• **TASK INSTRUCTIONS**:
Omit all images. Write out the rest of the material exactly.

• **EXTRACTED MATERIAL**:

_____

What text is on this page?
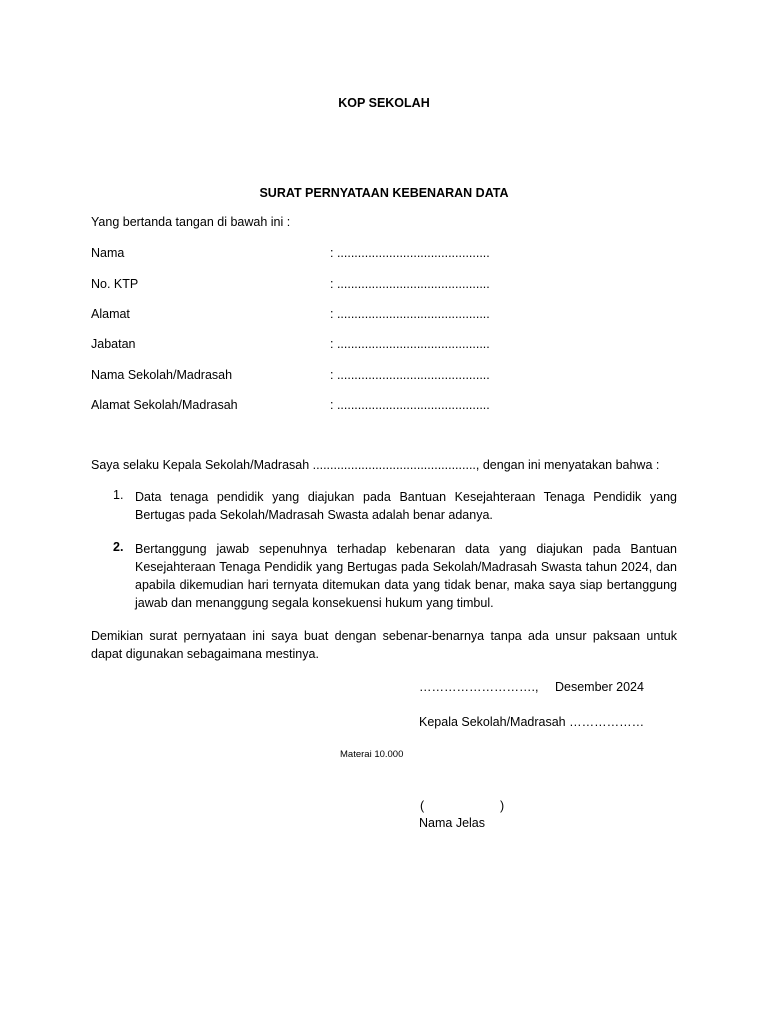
KOP SEKOLAH
SURAT PERNYATAAN KEBENARAN DATA
Yang bertanda tangan di bawah ini :
Nama	: ............................................
No. KTP	: ............................................
Alamat	: ............................................
Jabatan	: ............................................
Nama Sekolah/Madrasah	: ............................................
Alamat Sekolah/Madrasah	: ............................................
Saya selaku Kepala Sekolah/Madrasah ..............................................., dengan ini menyatakan bahwa :
1. Data tenaga pendidik yang diajukan pada Bantuan Kesejahteraan Tenaga Pendidik yang Bertugas pada Sekolah/Madrasah Swasta adalah benar adanya.
2. Bertanggung jawab sepenuhnya terhadap kebenaran data yang diajukan pada Bantuan Kesejahteraan Tenaga Pendidik yang Bertugas pada Sekolah/Madrasah Swasta tahun 2024, dan apabila dikemudian hari ternyata ditemukan data yang tidak benar, maka saya siap bertanggung jawab dan menanggung segala konsekuensi hukum yang timbul.
Demikian surat pernyataan ini saya buat dengan sebenar-benarnya tanpa ada unsur paksaan untuk dapat digunakan sebagaimana mestinya.
………………………., Desember 2024
Kepala Sekolah/Madrasah ………………
Materai 10.000
(	)
Nama Jelas
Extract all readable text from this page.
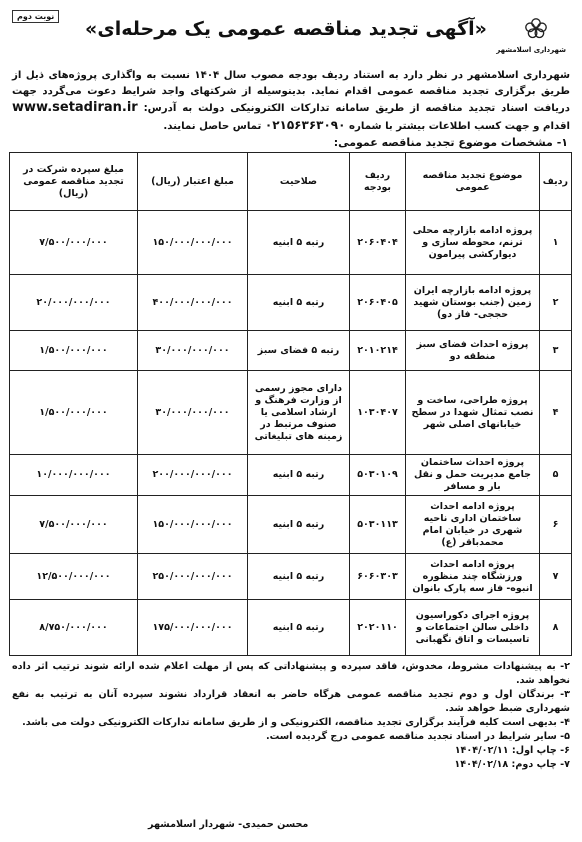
شهرداری اسلامشهر
«آگهی تجدید مناقصه عمومی یک مرحله‌ای»
نوبت دوم
شهرداری اسلامشهر در نظر دارد به استناد ردیف بودجه مصوب سال ۱۴۰۴ نسبت به واگذاری پروژه‌های ذیل از طریق برگزاری تجدید مناقصه عمومی اقدام نماید. بدینوسیله از شرکتهای واجد شرایط دعوت می‌گردد جهت دریافت اسناد تجدید مناقصه از طریق سامانه تدارکات الکترونیکی دولت به آدرس: www.setadiran.ir اقدام و جهت کسب اطلاعات بیشتر با شماره ۰۲۱۵۶۳۶۳۰۹۰ تماس حاصل نمایند.
۱- مشخصات موضوع تجدید مناقصه عمومی:
ردیف	موضوع تجدید مناقصه عمومی	ردیف بودجه	صلاحیت	مبلغ اعتبار (ریال)	مبلغ سپرده شرکت در تجدید مناقصه عمومی (ریال)
۱	پروژه ادامه بازارچه محلی ترنم، محوطه سازی و دیوارکشی پیرامون	۲۰۶۰۴۰۴	رتبه ۵ ابنیه	۱۵۰/۰۰۰/۰۰۰/۰۰۰	۷/۵۰۰/۰۰۰/۰۰۰
۲	پروژه ادامه بازارچه ایران زمین (جنب بوستان شهید حججی- فاز دو)	۲۰۶۰۴۰۵	رتبه ۵ ابنیه	۴۰۰/۰۰۰/۰۰۰/۰۰۰	۲۰/۰۰۰/۰۰۰/۰۰۰
۳	پروژه احداث فضای سبز منطقه دو	۲۰۱۰۲۱۴	رتبه ۵ فضای سبز	۳۰/۰۰۰/۰۰۰/۰۰۰	۱/۵۰۰/۰۰۰/۰۰۰
۴	پروژه طراحی، ساخت و نصب تمثال شهدا در سطح خیابانهای اصلی شهر	۱۰۳۰۴۰۷	دارای مجوز رسمی از وزارت فرهنگ و ارشاد اسلامی یا صنوف مرتبط در زمینه های تبلیغاتی	۳۰/۰۰۰/۰۰۰/۰۰۰	۱/۵۰۰/۰۰۰/۰۰۰
۵	پروژه احداث ساختمان جامع مدیریت حمل و نقل بار و مسافر	۵۰۳۰۱۰۹	رتبه ۵ ابنیه	۲۰۰/۰۰۰/۰۰۰/۰۰۰	۱۰/۰۰۰/۰۰۰/۰۰۰
۶	پروژه ادامه احداث ساختمان اداری ناحیه شهری در خیابان امام محمدباقر (ع)	۵۰۳۰۱۱۳	رتبه ۵ ابنیه	۱۵۰/۰۰۰/۰۰۰/۰۰۰	۷/۵۰۰/۰۰۰/۰۰۰
۷	پروژه ادامه احداث ورزشگاه چند منظوره انبوه- فاز سه پارک بانوان	۶۰۶۰۳۰۳	رتبه ۵ ابنیه	۲۵۰/۰۰۰/۰۰۰/۰۰۰	۱۲/۵۰۰/۰۰۰/۰۰۰
۸	پروژه اجرای دکوراسیون داخلی سالن اجتماعات و تاسیسات و اتاق نگهبانی	۲۰۲۰۱۱۰	رتبه ۵ ابنیه	۱۷۵/۰۰۰/۰۰۰/۰۰۰	۸/۷۵۰/۰۰۰/۰۰۰

۲- به پیشنهادات مشروط، مخدوش، فاقد سپرده و پیشنهاداتی که پس از مهلت اعلام شده ارائه شوند ترتیب اثر داده نخواهد شد.

۳- برندگان اول و دوم تجدید مناقصه عمومی هرگاه حاضر به انعقاد قرارداد نشوند سپرده آنان به ترتیب به نفع شهرداری ضبط خواهد شد.

۴- بدیهی است کلیه فرآیند برگزاری تجدید مناقصه، الکترونیکی و از طریق سامانه تدارکات الکترونیکی دولت می باشد.

۵- سایر شرایط در اسناد تجدید مناقصه عمومی درج گردیده است.

۶- چاپ اول: ۱۴۰۴/۰۲/۱۱

۷- چاپ دوم: ۱۴۰۴/۰۲/۱۸

محسن حمیدی- شهردار اسلامشهر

_____

• **WORKED ANSWER**:
What text is on this page?
KOP SEKOLAH
SURAT PERNYATAAN KEBENARAN DATA
Yang bertanda tangan di bawah ini :
Nama	: ............................................
No. KTP	: ............................................
Alamat	: ............................................
Jabatan	: ............................................
Nama Sekolah/Madrasah	: ............................................
Alamat Sekolah/Madrasah	: ............................................
Saya selaku Kepala Sekolah/Madrasah ..............................................., dengan ini menyatakan bahwa :
1. Data tenaga pendidik yang diajukan pada Bantuan Kesejahteraan Tenaga Pendidik yang Bertugas pada Sekolah/Madrasah Swasta adalah benar adanya.
2. Bertanggung jawab sepenuhnya terhadap kebenaran data yang diajukan pada Bantuan Kesejahteraan Tenaga Pendidik yang Bertugas pada Sekolah/Madrasah Swasta tahun 2024, dan apabila dikemudian hari ternyata ditemukan data yang tidak benar, maka saya siap bertanggung jawab dan menanggung segala konsekuensi hukum yang timbul.
Demikian surat pernyataan ini saya buat dengan sebenar-benarnya tanpa ada unsur paksaan untuk dapat digunakan sebagaimana mestinya.
………………………., Desember 2024
Kepala Sekolah/Madrasah ………………
Materai 10.000
(	)
Nama Jelas
Extract all readable text from this page.
شهرداری اسلامشهر
«آگهی تجدید مناقصه عمومی یک مرحله‌ای»
نوبت دوم
شهرداری اسلامشهر در نظر دارد به استناد ردیف بودجه مصوب سال ۱۴۰۴ نسبت به واگذاری پروژه‌های ذیل از طریق برگزاری تجدید مناقصه عمومی اقدام نماید. بدینوسیله از شرکتهای واجد شرایط دعوت می‌گردد جهت دریافت اسناد تجدید مناقصه از طریق سامانه تدارکات الکترونیکی دولت به آدرس: www.setadiran.ir اقدام و جهت کسب اطلاعات بیشتر با شماره ۰۲۱۵۶۳۶۳۰۹۰ تماس حاصل نمایند.
۱- مشخصات موضوع تجدید مناقصه عمومی:
ردیف	موضوع تجدید مناقصه عمومی	ردیف بودجه	صلاحیت	مبلغ اعتبار (ریال)	مبلغ سپرده شرکت در تجدید مناقصه عمومی (ریال)
۱	پروژه ادامه بازارچه محلی ترنم، محوطه سازی و دیوارکشی پیرامون	۲۰۶۰۴۰۴	رتبه ۵ ابنیه	۱۵۰/۰۰۰/۰۰۰/۰۰۰	۷/۵۰۰/۰۰۰/۰۰۰
۲	پروژه ادامه بازارچه ایران زمین (جنب بوستان شهید حججی- فاز دو)	۲۰۶۰۴۰۵	رتبه ۵ ابنیه	۴۰۰/۰۰۰/۰۰۰/۰۰۰	۲۰/۰۰۰/۰۰۰/۰۰۰
۳	پروژه احداث فضای سبز منطقه دو	۲۰۱۰۲۱۴	رتبه ۵ فضای سبز	۳۰/۰۰۰/۰۰۰/۰۰۰	۱/۵۰۰/۰۰۰/۰۰۰
۴	پروژه طراحی، ساخت و نصب تمثال شهدا در سطح خیابانهای اصلی شهر	۱۰۳۰۴۰۷	دارای مجوز رسمی از وزارت فرهنگ و ارشاد اسلامی یا صنوف مرتبط در زمینه های تبلیغاتی	۳۰/۰۰۰/۰۰۰/۰۰۰	۱/۵۰۰/۰۰۰/۰۰۰
۵	پروژه احداث ساختمان جامع مدیریت حمل و نقل بار و مسافر	۵۰۳۰۱۰۹	رتبه ۵ ابنیه	۲۰۰/۰۰۰/۰۰۰/۰۰۰	۱۰/۰۰۰/۰۰۰/۰۰۰
۶	پروژه ادامه احداث ساختمان اداری ناحیه شهری در خیابان امام محمدباقر (ع)	۵۰۳۰۱۱۳	رتبه ۵ ابنیه	۱۵۰/۰۰۰/۰۰۰/۰۰۰	۷/۵۰۰/۰۰۰/۰۰۰
۷	پروژه ادامه احداث ورزشگاه چند منظوره انبوه- فاز سه پارک بانوان	۶۰۶۰۳۰۳	رتبه ۵ ابنیه	۲۵۰/۰۰۰/۰۰۰/۰۰۰	۱۲/۵۰۰/۰۰۰/۰۰۰
۸	پروژه اجرای دکوراسیون داخلی سالن اجتماعات و تاسیسات و اتاق نگهبانی	۲۰۲۰۱۱۰	رتبه ۵ ابنیه	۱۷۵/۰۰۰/۰۰۰/۰۰۰	۸/۷۵۰/۰۰۰/۰۰۰

۲- به پیشنهادات مشروط، مخدوش، فاقد سپرده و پیشنهاداتی که پس از مهلت اعلام شده ارائه شوند ترتیب اثر داده نخواهد شد.

۳- برندگان اول و دوم تجدید مناقصه عمومی هرگاه حاضر به انعقاد قرارداد نشوند سپرده آنان به ترتیب به نفع شهرداری ضبط خواهد شد.

۴- بدیهی است کلیه فرآیند برگزاری تجدید مناقصه، الکترونیکی و از طریق سامانه تدارکات الکترونیکی دولت می باشد.

۵- سایر شرایط در اسناد تجدید مناقصه عمومی درج گردیده است.

۶- چاپ اول: ۱۴۰۴/۰۲/۱۱

۷- چاپ دوم: ۱۴۰۴/۰۲/۱۸

محسن حمیدی- شهردار اسلامشهر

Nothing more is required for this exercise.